▸ Records
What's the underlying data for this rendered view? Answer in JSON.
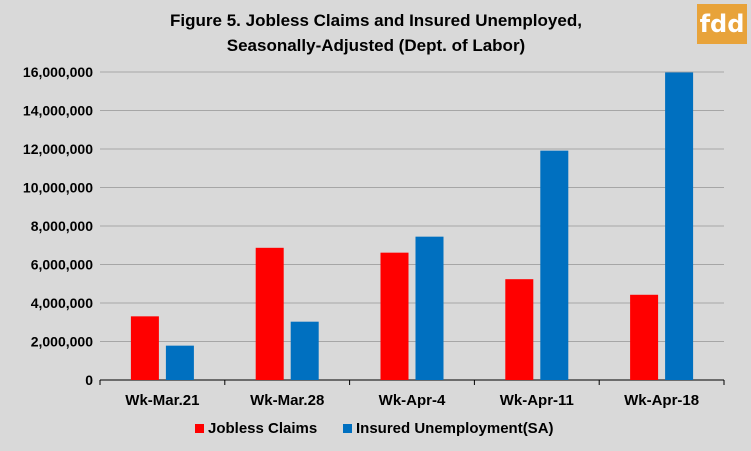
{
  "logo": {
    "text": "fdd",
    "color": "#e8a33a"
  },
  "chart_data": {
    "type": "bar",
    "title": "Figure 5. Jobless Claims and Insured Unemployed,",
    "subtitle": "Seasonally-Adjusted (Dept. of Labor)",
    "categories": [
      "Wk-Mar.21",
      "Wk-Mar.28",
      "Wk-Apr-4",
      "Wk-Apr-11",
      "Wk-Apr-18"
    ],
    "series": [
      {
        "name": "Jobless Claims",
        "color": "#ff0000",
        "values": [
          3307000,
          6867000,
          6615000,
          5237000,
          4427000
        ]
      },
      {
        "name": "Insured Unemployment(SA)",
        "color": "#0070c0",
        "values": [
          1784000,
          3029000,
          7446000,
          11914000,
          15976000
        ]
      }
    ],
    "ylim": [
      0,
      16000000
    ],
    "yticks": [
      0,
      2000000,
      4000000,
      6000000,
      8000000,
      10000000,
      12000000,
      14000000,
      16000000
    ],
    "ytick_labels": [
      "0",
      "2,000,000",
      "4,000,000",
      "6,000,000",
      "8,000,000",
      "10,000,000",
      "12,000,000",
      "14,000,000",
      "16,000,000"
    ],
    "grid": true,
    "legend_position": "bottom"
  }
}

▸ EXERCISE GOAL
What number of lines in the records contain the word "Claims"? Answer with that number alone.

▸ THE SOLUTION
2